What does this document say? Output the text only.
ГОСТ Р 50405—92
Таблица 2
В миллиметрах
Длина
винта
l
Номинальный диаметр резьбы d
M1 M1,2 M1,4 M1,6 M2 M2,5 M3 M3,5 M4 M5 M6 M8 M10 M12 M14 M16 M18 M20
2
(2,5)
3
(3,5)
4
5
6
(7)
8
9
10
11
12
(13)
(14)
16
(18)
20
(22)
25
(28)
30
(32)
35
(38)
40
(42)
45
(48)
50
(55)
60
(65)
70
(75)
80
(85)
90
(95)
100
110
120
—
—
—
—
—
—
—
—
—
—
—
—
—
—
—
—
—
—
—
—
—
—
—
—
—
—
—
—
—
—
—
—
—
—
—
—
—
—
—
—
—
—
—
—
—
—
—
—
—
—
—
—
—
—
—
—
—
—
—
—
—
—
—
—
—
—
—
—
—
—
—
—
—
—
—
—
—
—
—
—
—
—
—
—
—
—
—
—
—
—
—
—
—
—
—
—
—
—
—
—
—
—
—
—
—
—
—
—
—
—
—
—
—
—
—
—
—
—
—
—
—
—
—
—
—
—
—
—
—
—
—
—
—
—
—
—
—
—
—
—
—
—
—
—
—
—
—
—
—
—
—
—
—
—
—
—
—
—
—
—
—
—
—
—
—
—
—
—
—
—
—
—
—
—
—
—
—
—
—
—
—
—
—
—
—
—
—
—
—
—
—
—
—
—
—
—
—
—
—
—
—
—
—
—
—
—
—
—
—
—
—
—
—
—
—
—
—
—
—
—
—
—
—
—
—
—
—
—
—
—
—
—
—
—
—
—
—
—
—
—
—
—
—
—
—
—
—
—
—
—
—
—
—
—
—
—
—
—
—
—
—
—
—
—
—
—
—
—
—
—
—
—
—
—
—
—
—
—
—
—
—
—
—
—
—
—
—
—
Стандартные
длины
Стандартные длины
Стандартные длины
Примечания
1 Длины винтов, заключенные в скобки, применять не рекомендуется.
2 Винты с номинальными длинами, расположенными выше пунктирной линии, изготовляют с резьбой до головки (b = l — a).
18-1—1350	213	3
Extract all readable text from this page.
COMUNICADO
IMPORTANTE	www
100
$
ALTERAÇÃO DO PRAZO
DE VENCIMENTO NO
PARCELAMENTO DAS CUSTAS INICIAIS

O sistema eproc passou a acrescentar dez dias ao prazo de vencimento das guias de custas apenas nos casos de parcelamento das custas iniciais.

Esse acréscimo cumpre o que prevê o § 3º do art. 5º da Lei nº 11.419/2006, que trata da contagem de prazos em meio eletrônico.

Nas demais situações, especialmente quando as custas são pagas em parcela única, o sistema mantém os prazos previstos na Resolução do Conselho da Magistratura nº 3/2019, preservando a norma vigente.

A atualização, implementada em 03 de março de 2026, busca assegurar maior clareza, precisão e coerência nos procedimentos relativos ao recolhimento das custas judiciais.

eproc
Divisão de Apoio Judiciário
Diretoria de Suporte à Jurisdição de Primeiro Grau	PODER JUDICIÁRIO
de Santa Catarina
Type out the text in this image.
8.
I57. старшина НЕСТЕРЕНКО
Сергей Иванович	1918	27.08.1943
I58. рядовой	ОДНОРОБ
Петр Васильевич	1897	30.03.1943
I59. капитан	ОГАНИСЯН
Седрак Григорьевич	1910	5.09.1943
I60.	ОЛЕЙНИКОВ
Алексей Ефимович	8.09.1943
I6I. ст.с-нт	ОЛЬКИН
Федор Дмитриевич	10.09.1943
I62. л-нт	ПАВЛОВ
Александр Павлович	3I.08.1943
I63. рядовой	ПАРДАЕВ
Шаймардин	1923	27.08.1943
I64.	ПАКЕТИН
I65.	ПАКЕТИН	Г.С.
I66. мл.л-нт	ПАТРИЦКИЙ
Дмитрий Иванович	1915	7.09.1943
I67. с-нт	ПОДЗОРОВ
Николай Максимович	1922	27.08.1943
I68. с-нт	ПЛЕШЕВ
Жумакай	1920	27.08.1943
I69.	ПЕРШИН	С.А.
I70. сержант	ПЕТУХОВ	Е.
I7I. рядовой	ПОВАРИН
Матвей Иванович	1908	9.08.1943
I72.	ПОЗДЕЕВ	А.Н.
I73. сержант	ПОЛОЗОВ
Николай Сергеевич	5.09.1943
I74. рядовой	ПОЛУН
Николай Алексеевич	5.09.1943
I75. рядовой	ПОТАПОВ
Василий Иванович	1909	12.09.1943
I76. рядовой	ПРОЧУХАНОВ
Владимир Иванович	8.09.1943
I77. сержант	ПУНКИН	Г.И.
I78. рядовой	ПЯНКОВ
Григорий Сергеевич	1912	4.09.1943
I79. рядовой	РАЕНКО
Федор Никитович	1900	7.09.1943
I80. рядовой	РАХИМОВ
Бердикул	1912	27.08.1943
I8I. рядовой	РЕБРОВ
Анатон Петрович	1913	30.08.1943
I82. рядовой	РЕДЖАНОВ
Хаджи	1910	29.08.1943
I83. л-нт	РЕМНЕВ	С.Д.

________________________________________

» Description of the task:
Exactly as shown above, return every record.

» Finished answer:
What does this document say? Output the text only.
ГОСТ Р 50405—92
Таблица 2
В миллиметрах
Длина
винта
l
Номинальный диаметр резьбы d
M1 M1,2 M1,4 M1,6 M2 M2,5 M3 M3,5 M4 M5 M6 M8 M10 M12 M14 M16 M18 M20
2
(2,5)
3
(3,5)
4
5
6
(7)
8
9
10
11
12
(13)
(14)
16
(18)
20
(22)
25
(28)
30
(32)
35
(38)
40
(42)
45
(48)
50
(55)
60
(65)
70
(75)
80
(85)
90
(95)
100
110
120
—
—
—
—
—
—
—
—
—
—
—
—
—
—
—
—
—
—
—
—
—
—
—
—
—
—
—
—
—
—
—
—
—
—
—
—
—
—
—
—
—
—
—
—
—
—
—
—
—
—
—
—
—
—
—
—
—
—
—
—
—
—
—
—
—
—
—
—
—
—
—
—
—
—
—
—
—
—
—
—
—
—
—
—
—
—
—
—
—
—
—
—
—
—
—
—
—
—
—
—
—
—
—
—
—
—
—
—
—
—
—
—
—
—
—
—
—
—
—
—
—
—
—
—
—
—
—
—
—
—
—
—
—
—
—
—
—
—
—
—
—
—
—
—
—
—
—
—
—
—
—
—
—
—
—
—
—
—
—
—
—
—
—
—
—
—
—
—
—
—
—
—
—
—
—
—
—
—
—
—
—
—
—
—
—
—
—
—
—
—
—
—
—
—
—
—
—
—
—
—
—
—
—
—
—
—
—
—
—
—
—
—
—
—
—
—
—
—
—
—
—
—
—
—
—
—
—
—
—
—
—
—
—
—
—
—
—
—
—
—
—
—
—
—
—
—
—
—
—
—
—
—
—
—
—
—
—
—
—
—
—
—
—
—
—
—
—
—
—
—
—
—
—
—
—
—
—
—
—
—
—
—
—
—
—
—
—
—
Стандартные
длины
Стандартные длины
Стандартные длины
Примечания
1 Длины винтов, заключенные в скобки, применять не рекомендуется.
2 Винты с номинальными длинами, расположенными выше пунктирной линии, изготовляют с резьбой до головки (b = l — a).
18-1—1350	213	3
Extract all readable text from this page.
COMUNICADO
IMPORTANTE	www
100
$
ALTERAÇÃO DO PRAZO
DE VENCIMENTO NO
PARCELAMENTO DAS CUSTAS INICIAIS

O sistema eproc passou a acrescentar dez dias ao prazo de vencimento das guias de custas apenas nos casos de parcelamento das custas iniciais.

Esse acréscimo cumpre o que prevê o § 3º do art. 5º da Lei nº 11.419/2006, que trata da contagem de prazos em meio eletrônico.

Nas demais situações, especialmente quando as custas são pagas em parcela única, o sistema mantém os prazos previstos na Resolução do Conselho da Magistratura nº 3/2019, preservando a norma vigente.

A atualização, implementada em 03 de março de 2026, busca assegurar maior clareza, precisão e coerência nos procedimentos relativos ao recolhimento das custas judiciais.

eproc
Divisão de Apoio Judiciário
Diretoria de Suporte à Jurisdição de Primeiro Grau	PODER JUDICIÁRIO
de Santa Catarina
Type out the text in this image.
8.
I57. старшина НЕСТЕРЕНКО
Сергей Иванович	1918	27.08.1943
I58. рядовой	ОДНОРОБ
Петр Васильевич	1897	30.03.1943
I59. капитан	ОГАНИСЯН
Седрак Григорьевич	1910	5.09.1943
I60.	ОЛЕЙНИКОВ
Алексей Ефимович	8.09.1943
I6I. ст.с-нт	ОЛЬКИН
Федор Дмитриевич	10.09.1943
I62. л-нт	ПАВЛОВ
Александр Павлович	3I.08.1943
I63. рядовой	ПАРДАЕВ
Шаймардин	1923	27.08.1943
I64.	ПАКЕТИН
I65.	ПАКЕТИН	Г.С.
I66. мл.л-нт	ПАТРИЦКИЙ
Дмитрий Иванович	1915	7.09.1943
I67. с-нт	ПОДЗОРОВ
Николай Максимович	1922	27.08.1943
I68. с-нт	ПЛЕШЕВ
Жумакай	1920	27.08.1943
I69.	ПЕРШИН	С.А.
I70. сержант	ПЕТУХОВ	Е.
I7I. рядовой	ПОВАРИН
Матвей Иванович	1908	9.08.1943
I72.	ПОЗДЕЕВ	А.Н.
I73. сержант	ПОЛОЗОВ
Николай Сергеевич	5.09.1943
I74. рядовой	ПОЛУН
Николай Алексеевич	5.09.1943
I75. рядовой	ПОТАПОВ
Василий Иванович	1909	12.09.1943
I76. рядовой	ПРОЧУХАНОВ
Владимир Иванович	8.09.1943
I77. сержант	ПУНКИН	Г.И.
I78. рядовой	ПЯНКОВ
Григорий Сергеевич	1912	4.09.1943
I79. рядовой	РАЕНКО
Федор Никитович	1900	7.09.1943
I80. рядовой	РАХИМОВ
Бердикул	1912	27.08.1943
I8I. рядовой	РЕБРОВ
Анатон Петрович	1913	30.08.1943
I82. рядовой	РЕДЖАНОВ
Хаджи	1910	29.08.1943
I83. л-нт	РЕМНЕВ	С.Д.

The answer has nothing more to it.